Which lines below hold the word "Berndt"? Report each one.

[Data extracted from a collection]
§ §
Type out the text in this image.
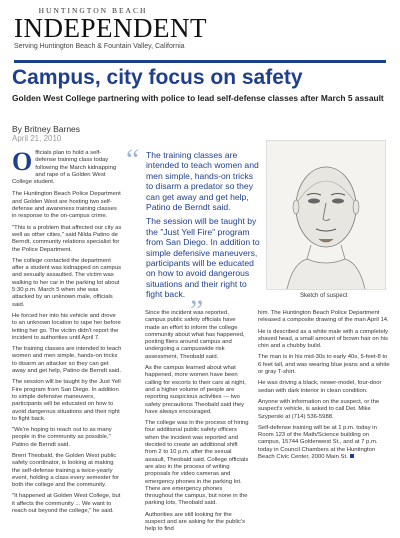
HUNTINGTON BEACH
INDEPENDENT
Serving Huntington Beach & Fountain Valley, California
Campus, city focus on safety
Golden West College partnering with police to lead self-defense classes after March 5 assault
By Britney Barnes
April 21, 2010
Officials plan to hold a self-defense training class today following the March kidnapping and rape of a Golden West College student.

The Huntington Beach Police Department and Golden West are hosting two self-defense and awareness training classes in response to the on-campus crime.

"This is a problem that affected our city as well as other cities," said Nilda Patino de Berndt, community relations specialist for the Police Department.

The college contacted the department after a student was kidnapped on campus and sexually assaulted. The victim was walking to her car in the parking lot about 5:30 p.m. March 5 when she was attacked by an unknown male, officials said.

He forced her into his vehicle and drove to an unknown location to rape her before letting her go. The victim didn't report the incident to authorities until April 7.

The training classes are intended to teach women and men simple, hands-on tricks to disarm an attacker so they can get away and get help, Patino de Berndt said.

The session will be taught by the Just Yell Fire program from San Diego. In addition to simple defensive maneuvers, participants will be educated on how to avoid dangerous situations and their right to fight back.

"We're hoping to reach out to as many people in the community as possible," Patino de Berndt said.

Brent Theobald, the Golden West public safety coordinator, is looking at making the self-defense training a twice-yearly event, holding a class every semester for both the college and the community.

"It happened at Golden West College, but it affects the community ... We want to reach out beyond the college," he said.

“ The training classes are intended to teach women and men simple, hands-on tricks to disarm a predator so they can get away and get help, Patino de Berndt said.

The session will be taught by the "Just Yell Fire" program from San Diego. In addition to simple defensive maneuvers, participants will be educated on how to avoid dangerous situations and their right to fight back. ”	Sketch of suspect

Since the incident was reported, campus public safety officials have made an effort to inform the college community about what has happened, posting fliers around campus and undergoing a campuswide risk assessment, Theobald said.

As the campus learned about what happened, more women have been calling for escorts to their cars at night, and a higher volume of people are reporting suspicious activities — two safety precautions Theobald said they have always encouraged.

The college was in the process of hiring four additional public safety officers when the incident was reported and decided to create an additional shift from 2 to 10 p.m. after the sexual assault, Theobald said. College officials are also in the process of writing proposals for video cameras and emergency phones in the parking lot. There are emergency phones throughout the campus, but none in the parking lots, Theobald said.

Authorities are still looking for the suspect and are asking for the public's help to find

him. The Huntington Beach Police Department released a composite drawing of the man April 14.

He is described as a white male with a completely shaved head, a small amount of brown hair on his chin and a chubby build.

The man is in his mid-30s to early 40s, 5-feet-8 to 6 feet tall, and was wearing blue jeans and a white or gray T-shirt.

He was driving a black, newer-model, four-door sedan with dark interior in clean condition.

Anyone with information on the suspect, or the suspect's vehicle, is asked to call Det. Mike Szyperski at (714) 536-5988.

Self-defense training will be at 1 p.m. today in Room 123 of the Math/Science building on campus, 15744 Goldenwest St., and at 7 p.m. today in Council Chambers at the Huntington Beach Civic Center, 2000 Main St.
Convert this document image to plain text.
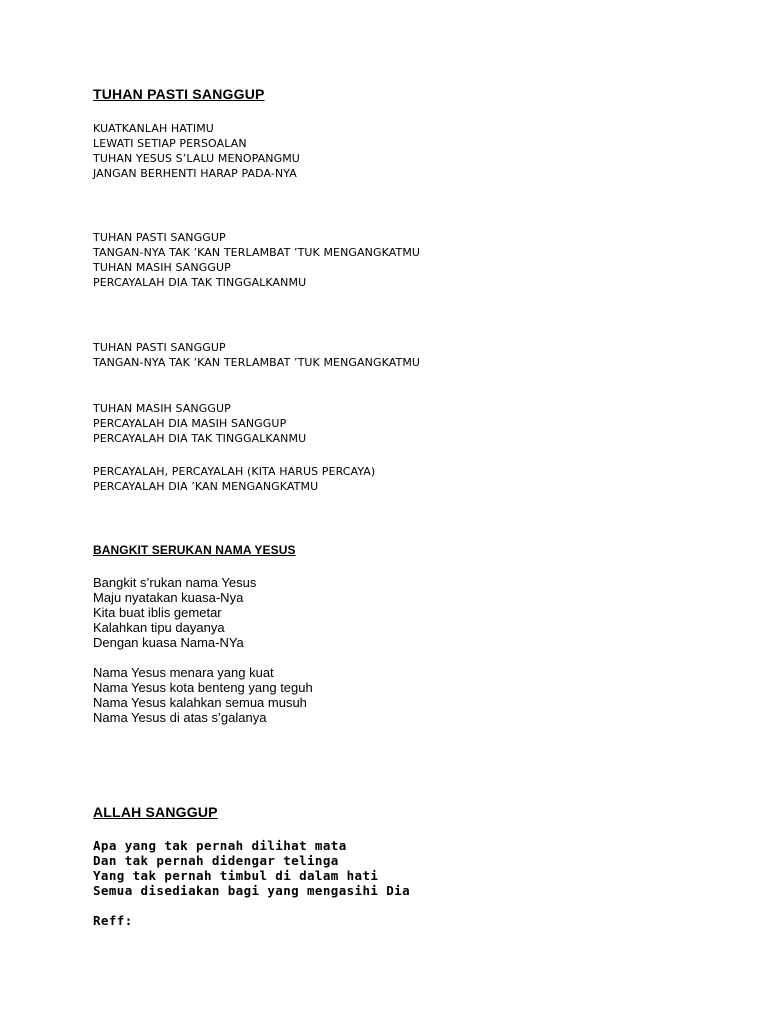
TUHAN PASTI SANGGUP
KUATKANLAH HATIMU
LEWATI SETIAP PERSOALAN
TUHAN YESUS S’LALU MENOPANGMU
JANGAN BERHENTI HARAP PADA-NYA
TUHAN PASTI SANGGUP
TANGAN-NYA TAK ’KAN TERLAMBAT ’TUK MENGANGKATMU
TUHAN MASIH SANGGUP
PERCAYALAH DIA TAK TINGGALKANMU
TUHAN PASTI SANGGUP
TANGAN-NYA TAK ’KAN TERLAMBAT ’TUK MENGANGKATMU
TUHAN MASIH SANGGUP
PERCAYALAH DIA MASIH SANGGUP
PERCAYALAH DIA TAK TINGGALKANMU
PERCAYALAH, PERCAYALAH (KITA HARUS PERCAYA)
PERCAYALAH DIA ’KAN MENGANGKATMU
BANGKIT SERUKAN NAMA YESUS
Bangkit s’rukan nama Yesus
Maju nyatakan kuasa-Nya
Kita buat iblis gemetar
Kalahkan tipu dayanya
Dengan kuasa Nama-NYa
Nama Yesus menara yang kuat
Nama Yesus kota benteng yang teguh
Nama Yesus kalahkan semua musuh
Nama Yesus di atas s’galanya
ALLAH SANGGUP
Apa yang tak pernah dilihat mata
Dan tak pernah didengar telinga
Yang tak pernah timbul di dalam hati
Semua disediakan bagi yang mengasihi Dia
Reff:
§ §
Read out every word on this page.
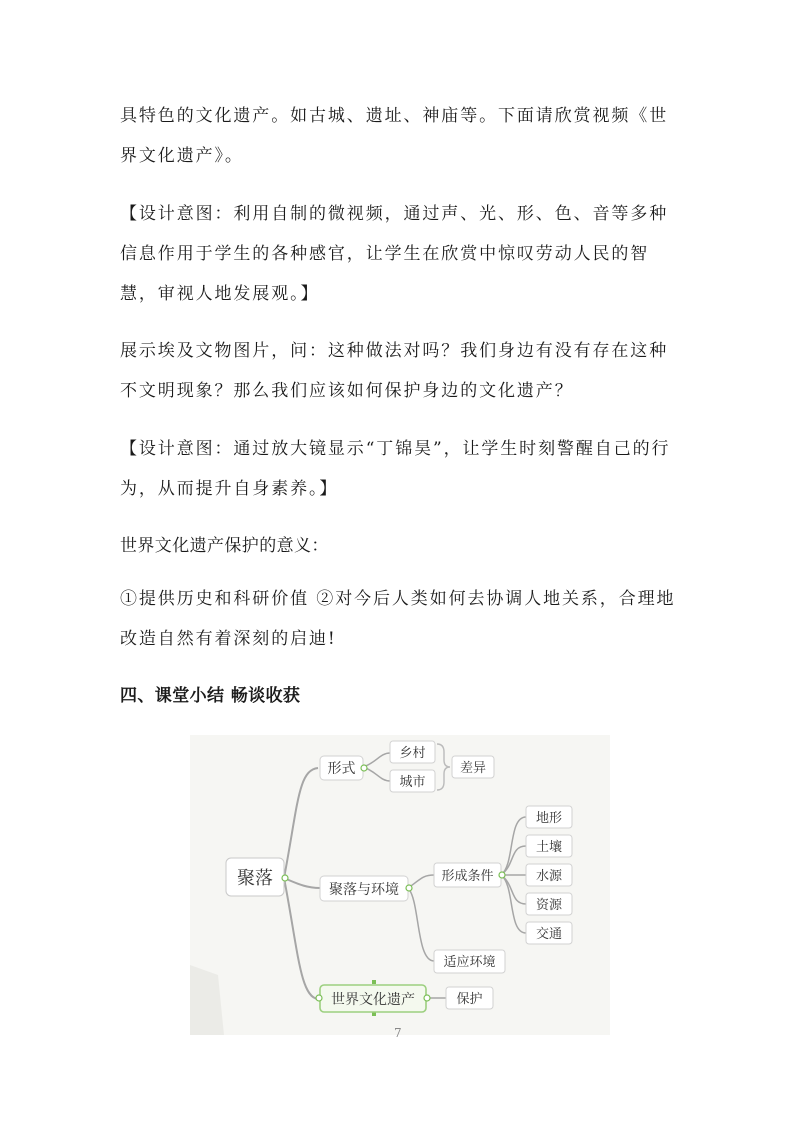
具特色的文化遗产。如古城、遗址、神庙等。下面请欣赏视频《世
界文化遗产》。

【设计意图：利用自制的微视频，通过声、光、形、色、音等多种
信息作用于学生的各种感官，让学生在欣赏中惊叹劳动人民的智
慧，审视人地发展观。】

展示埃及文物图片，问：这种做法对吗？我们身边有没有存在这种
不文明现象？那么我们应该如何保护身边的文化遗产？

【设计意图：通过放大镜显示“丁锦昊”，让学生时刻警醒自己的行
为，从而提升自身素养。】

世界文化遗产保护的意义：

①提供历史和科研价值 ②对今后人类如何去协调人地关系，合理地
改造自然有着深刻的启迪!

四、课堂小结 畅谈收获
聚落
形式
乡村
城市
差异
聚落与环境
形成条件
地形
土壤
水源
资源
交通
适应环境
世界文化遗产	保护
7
§ §
RESULT OF THIS EXERCISE:
"This is a problem that affected our city as well as other cities," said Nilda Patino de Berndt, community relations specialist for the Police Department.
The training classes are intended to teach women and men simple, hands-on tricks to disarm an attacker so they can get away and get help, Patino de Berndt said.
"We're hoping to reach out to as many people in the community as possible," Patino de Berndt said.
“ The training classes are intended to teach women and men simple, hands-on tricks to disarm a predator so they can get away and get help, Patino de Berndt said.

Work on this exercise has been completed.